Look through the listing for the word "Creek". Copy each line that has it.
## Begin ITEMS
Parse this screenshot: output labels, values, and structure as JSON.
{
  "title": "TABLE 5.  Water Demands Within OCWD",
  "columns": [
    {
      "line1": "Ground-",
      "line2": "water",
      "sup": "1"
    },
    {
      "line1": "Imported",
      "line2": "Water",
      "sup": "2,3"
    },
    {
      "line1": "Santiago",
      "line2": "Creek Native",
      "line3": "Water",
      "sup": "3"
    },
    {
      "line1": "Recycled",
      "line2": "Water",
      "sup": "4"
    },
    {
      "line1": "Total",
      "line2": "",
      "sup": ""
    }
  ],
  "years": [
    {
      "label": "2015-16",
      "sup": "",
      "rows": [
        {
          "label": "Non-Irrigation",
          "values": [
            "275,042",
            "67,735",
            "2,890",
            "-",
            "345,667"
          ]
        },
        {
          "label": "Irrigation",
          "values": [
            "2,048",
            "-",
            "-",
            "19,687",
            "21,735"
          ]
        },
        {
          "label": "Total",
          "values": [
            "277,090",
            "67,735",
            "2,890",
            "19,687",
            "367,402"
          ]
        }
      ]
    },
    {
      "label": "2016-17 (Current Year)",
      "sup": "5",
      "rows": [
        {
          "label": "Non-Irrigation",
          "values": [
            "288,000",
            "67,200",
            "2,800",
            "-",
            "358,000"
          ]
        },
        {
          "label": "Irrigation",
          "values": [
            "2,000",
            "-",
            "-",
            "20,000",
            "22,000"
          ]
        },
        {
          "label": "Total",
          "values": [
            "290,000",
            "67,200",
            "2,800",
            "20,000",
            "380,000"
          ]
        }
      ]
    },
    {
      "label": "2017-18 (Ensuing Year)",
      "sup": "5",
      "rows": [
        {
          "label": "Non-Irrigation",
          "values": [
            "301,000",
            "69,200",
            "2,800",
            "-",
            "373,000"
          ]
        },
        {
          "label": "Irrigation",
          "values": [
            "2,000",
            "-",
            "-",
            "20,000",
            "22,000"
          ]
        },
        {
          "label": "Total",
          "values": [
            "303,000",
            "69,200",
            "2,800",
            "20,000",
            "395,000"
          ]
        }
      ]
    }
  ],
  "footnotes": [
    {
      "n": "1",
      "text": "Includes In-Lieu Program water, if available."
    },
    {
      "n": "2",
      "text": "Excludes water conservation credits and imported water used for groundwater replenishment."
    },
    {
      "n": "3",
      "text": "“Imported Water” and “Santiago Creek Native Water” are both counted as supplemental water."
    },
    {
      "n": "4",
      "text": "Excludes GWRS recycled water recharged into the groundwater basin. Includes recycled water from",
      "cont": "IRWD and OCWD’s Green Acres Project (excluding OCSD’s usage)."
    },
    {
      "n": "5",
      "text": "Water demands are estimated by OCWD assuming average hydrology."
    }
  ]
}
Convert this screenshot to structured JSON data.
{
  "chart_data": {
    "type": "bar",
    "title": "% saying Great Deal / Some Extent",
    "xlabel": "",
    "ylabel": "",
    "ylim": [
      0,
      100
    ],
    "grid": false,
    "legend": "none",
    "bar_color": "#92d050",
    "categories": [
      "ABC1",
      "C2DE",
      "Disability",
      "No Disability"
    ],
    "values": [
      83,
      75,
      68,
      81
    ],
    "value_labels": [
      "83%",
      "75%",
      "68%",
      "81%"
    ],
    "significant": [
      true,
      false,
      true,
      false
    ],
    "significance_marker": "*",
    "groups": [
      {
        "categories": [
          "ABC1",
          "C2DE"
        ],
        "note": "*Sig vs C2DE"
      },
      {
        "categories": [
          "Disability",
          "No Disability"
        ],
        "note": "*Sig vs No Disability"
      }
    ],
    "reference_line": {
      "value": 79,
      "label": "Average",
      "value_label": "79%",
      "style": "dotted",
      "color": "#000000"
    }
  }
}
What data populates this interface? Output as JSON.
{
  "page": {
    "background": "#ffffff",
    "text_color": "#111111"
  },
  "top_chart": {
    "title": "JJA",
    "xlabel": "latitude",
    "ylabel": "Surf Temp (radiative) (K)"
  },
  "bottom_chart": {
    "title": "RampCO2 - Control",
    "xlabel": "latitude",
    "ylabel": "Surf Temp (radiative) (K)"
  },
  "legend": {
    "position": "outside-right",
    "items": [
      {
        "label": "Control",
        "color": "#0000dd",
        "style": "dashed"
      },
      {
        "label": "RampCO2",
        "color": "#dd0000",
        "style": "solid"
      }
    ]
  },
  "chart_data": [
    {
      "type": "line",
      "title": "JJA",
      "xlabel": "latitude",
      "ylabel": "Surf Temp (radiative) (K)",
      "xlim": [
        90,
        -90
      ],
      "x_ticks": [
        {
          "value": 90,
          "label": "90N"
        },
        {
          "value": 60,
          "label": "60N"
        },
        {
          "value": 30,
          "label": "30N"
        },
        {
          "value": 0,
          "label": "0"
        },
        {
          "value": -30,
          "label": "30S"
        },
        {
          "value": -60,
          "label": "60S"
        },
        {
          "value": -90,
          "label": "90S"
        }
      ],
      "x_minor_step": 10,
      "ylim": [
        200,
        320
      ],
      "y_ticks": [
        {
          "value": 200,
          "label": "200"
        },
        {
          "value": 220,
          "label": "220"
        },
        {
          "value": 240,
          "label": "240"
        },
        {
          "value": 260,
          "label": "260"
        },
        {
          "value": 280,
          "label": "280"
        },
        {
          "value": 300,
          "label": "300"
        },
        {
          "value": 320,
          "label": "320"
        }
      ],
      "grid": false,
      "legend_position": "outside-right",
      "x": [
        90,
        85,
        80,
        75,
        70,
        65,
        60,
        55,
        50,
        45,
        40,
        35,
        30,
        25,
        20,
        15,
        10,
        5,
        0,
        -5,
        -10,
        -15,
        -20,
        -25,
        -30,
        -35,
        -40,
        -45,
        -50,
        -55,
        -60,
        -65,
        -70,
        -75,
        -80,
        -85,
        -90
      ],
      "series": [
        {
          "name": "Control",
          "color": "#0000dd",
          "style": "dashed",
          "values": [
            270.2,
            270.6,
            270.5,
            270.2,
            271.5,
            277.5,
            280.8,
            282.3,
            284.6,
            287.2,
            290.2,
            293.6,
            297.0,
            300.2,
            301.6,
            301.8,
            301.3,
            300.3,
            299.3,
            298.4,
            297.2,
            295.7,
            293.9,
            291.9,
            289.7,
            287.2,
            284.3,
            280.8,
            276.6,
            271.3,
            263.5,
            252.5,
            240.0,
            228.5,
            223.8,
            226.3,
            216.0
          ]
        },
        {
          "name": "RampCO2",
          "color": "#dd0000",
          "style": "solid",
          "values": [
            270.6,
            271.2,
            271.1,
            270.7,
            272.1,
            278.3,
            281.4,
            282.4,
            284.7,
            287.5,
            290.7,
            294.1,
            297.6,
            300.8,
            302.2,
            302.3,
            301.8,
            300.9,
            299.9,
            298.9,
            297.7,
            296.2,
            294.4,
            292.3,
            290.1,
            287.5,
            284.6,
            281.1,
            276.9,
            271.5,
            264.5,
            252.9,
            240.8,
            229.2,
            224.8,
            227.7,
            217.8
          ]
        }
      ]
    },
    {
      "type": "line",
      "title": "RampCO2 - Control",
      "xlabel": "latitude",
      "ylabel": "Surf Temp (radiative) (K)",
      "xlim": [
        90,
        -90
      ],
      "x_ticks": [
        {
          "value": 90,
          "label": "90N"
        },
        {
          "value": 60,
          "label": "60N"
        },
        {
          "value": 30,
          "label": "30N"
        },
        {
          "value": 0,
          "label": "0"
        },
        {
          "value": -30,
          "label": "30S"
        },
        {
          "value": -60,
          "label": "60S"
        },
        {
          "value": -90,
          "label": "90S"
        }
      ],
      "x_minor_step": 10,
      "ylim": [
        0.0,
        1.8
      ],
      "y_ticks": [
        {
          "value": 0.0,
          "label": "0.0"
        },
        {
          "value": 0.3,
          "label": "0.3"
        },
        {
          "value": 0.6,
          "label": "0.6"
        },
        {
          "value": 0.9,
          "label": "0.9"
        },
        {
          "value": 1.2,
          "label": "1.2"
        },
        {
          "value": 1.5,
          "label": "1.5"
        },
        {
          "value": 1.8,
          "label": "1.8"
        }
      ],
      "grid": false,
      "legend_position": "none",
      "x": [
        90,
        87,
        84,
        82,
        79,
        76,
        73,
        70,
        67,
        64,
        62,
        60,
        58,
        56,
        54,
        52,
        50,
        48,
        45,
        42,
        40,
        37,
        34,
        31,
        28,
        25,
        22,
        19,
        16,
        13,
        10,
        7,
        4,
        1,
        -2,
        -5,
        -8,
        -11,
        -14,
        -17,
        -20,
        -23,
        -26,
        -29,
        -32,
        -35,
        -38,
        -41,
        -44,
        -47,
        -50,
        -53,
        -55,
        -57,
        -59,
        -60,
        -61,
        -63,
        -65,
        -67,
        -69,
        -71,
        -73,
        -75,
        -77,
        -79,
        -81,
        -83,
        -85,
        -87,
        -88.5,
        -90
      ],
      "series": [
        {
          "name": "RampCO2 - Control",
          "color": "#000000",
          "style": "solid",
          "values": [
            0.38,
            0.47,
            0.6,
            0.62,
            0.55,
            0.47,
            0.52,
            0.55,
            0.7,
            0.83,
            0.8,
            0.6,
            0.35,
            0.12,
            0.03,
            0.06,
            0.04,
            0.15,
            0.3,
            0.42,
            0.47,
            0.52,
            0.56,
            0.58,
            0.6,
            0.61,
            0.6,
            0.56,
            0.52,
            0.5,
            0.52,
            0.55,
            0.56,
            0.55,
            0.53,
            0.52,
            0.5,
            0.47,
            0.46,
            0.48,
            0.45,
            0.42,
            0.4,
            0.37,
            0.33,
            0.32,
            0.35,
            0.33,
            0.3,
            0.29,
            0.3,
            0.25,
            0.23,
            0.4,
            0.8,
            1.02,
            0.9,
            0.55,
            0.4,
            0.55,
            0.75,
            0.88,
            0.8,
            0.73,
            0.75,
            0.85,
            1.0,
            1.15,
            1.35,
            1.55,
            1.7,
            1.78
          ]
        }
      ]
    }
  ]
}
## End ITEMS
**COMPLETE ANSWER:**
      "line2": "Creek Native",
      "text": "“Imported Water” and “Santiago Creek Native Water” are both counted as supplemental water."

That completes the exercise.